Start of Excerpted records

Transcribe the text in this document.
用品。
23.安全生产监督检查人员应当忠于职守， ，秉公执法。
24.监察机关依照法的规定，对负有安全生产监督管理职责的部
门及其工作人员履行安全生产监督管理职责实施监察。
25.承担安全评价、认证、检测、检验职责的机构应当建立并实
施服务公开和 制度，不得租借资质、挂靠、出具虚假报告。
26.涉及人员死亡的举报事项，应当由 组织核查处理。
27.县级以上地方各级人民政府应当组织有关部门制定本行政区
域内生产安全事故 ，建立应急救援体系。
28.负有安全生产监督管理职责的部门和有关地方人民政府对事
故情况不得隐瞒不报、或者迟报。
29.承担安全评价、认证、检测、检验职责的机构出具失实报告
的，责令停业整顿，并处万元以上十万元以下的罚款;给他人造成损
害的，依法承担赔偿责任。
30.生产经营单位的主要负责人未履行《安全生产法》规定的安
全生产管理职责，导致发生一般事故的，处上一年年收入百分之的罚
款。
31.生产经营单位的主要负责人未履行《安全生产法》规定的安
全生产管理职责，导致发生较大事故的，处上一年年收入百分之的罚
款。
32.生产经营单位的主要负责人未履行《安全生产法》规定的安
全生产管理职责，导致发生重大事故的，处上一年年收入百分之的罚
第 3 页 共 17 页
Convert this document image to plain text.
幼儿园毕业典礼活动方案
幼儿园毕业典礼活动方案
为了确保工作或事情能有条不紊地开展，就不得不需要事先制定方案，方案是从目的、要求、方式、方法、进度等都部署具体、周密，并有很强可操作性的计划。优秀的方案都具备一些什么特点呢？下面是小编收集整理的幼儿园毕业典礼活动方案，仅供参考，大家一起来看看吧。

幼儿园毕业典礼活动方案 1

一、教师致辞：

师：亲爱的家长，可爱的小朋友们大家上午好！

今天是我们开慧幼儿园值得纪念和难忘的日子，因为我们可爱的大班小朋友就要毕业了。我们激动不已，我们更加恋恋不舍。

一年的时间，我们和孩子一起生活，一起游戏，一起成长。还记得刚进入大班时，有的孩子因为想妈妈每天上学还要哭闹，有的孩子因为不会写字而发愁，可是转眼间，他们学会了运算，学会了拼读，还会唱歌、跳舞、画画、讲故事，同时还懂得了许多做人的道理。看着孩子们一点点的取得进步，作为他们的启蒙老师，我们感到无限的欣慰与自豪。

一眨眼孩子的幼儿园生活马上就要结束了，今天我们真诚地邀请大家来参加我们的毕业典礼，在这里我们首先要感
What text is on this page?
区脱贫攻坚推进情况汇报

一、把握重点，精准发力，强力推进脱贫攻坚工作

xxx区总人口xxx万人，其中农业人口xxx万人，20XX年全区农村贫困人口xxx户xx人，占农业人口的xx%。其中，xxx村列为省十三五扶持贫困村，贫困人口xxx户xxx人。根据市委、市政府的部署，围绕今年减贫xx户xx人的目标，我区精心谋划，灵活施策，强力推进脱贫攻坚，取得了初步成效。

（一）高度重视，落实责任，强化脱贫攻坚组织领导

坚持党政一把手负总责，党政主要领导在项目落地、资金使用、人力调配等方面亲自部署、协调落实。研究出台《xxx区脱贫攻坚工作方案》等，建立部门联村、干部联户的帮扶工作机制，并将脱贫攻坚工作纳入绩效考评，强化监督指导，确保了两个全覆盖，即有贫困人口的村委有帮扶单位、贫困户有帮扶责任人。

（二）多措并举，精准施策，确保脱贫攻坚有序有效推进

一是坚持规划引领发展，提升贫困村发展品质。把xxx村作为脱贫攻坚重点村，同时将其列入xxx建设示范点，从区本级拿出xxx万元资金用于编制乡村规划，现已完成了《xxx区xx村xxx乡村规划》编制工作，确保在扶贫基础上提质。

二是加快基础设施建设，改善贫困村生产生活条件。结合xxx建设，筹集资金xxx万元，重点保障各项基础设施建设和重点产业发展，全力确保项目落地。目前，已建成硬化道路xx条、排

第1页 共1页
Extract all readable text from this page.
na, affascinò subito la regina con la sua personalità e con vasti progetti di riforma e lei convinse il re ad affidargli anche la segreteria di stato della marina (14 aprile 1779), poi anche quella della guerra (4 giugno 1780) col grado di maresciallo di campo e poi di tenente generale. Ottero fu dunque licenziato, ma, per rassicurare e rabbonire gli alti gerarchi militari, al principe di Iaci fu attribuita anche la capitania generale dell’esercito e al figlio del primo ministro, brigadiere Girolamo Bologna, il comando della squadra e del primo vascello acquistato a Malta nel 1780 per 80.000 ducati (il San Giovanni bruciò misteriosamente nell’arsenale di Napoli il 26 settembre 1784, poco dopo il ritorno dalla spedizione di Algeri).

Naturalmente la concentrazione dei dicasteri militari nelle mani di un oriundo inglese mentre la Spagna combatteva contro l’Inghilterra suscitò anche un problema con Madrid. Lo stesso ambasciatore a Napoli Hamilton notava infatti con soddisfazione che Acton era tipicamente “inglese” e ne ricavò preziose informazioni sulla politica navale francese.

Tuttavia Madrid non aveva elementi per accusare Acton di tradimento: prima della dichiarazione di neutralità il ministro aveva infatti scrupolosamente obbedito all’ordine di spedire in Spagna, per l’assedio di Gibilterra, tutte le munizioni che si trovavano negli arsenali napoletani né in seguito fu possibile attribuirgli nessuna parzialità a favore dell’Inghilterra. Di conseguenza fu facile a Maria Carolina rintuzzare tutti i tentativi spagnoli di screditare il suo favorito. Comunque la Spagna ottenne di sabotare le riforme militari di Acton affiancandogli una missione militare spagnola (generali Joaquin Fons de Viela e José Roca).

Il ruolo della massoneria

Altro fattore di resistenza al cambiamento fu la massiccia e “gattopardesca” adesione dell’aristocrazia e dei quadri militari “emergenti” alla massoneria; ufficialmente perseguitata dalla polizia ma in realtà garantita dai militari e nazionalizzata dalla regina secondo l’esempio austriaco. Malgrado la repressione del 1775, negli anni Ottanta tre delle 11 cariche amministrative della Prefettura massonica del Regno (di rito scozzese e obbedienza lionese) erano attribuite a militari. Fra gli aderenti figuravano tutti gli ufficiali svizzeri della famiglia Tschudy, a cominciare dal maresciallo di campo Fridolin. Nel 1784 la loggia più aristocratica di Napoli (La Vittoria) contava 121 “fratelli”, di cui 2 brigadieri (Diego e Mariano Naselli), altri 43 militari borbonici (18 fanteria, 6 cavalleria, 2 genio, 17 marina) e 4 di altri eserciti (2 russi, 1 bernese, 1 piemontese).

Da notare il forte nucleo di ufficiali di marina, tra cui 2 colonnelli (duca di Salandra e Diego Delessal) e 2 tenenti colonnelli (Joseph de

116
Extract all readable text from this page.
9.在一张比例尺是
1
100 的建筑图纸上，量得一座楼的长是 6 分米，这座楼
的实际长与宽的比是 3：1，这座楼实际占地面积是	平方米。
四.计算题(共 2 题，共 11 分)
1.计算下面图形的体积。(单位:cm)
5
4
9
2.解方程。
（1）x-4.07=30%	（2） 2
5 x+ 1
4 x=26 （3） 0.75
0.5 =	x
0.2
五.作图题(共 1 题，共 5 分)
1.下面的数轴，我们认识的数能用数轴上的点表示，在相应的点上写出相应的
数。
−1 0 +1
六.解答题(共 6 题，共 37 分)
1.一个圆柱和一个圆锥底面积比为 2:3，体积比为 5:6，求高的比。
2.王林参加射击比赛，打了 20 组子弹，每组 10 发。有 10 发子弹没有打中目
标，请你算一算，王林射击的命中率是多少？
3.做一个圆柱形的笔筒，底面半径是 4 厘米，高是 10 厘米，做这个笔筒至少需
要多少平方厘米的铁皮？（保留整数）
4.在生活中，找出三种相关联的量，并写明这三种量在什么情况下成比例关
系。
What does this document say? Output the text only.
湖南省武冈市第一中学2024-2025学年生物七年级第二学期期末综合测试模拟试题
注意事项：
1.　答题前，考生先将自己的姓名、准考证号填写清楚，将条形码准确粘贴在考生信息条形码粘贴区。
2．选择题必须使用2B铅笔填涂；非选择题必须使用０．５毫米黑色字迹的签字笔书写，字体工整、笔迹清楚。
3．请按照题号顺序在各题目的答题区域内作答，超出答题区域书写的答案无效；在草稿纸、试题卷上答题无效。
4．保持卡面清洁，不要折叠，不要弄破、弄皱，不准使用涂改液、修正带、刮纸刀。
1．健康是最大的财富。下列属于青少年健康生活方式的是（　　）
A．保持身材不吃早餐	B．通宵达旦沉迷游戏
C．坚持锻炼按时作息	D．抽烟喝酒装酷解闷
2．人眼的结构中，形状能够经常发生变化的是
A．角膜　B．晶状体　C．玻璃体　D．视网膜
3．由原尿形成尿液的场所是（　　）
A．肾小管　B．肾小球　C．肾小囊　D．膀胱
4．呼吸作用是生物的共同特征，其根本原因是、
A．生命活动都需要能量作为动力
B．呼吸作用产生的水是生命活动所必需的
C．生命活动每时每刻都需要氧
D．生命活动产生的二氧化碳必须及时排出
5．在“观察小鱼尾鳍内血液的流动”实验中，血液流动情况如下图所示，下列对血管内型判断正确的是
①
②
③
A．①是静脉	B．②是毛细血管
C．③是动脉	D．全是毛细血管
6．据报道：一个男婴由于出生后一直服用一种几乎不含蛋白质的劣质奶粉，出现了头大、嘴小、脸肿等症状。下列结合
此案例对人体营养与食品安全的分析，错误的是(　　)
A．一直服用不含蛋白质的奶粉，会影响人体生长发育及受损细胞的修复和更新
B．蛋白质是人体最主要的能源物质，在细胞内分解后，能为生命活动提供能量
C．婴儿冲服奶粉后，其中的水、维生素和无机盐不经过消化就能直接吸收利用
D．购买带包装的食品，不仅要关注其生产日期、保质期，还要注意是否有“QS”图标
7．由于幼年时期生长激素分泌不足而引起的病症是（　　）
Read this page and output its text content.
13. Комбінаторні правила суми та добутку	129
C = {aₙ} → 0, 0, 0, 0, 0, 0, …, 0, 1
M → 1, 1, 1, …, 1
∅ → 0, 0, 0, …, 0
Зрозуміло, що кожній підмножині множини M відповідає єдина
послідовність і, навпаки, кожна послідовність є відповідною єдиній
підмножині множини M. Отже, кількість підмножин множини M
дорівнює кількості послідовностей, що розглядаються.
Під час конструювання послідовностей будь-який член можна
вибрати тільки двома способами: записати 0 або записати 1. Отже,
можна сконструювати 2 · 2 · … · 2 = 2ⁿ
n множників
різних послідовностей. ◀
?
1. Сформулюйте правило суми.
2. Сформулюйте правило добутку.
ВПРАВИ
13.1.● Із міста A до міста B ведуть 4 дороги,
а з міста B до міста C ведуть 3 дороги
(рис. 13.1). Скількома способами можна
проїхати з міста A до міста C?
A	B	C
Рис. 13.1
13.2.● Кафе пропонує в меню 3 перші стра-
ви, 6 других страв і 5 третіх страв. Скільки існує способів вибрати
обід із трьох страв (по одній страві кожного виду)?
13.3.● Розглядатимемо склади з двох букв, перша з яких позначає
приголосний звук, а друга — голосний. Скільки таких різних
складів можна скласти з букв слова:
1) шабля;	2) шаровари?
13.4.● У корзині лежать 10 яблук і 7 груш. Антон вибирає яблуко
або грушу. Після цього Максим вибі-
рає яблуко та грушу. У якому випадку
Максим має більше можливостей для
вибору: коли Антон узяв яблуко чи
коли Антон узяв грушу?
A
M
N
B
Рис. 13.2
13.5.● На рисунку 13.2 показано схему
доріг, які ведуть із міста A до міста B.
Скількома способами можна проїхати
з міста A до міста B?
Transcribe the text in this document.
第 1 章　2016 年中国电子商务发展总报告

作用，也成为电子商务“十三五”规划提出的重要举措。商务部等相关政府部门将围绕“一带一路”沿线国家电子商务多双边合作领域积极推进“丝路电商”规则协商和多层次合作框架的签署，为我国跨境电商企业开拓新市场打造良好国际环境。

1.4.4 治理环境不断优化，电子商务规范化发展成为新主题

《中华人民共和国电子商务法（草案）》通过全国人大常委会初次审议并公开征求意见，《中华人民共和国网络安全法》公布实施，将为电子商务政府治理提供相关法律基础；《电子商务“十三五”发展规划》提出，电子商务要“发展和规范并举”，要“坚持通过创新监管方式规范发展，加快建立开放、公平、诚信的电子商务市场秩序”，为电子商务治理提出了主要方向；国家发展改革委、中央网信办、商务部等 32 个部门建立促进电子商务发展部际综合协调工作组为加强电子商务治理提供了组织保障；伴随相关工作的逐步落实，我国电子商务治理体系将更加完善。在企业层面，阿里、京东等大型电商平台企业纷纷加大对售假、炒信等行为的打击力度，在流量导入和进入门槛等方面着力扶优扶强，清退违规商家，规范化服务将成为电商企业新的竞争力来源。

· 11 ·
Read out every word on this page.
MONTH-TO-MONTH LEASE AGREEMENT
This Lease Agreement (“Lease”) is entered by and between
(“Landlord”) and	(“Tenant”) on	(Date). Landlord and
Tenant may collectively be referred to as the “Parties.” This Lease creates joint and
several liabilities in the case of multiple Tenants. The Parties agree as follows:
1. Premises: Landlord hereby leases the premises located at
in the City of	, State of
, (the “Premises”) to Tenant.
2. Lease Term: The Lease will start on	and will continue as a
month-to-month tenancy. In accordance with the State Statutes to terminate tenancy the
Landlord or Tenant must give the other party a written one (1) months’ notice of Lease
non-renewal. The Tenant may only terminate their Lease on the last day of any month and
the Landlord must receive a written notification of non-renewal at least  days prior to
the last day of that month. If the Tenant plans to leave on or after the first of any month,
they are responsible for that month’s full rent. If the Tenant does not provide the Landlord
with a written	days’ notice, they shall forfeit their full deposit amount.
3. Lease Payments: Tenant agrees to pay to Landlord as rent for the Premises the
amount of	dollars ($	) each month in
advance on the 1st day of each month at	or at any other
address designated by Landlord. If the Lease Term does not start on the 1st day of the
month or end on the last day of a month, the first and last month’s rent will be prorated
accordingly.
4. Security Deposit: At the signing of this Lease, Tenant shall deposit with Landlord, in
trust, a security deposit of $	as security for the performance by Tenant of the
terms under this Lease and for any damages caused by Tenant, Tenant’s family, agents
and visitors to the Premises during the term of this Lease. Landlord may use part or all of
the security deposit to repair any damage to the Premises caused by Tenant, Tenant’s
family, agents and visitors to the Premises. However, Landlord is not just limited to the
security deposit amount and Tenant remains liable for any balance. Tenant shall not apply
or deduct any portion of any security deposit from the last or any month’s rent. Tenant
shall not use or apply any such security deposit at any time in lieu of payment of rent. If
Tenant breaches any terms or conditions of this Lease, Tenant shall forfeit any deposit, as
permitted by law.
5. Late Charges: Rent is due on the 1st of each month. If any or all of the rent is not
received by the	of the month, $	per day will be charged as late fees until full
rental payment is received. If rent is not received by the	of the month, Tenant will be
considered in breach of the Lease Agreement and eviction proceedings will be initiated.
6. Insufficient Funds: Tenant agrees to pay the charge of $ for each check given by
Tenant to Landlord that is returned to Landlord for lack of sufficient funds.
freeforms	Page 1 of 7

End of Excerpted records

*Prompt:* Collect each line containing the string "підмножині".

*Output below:*
Зрозуміло, що кожній підмножині множини M відповідає єдина
підмножині множини M. Отже, кількість підмножин множини M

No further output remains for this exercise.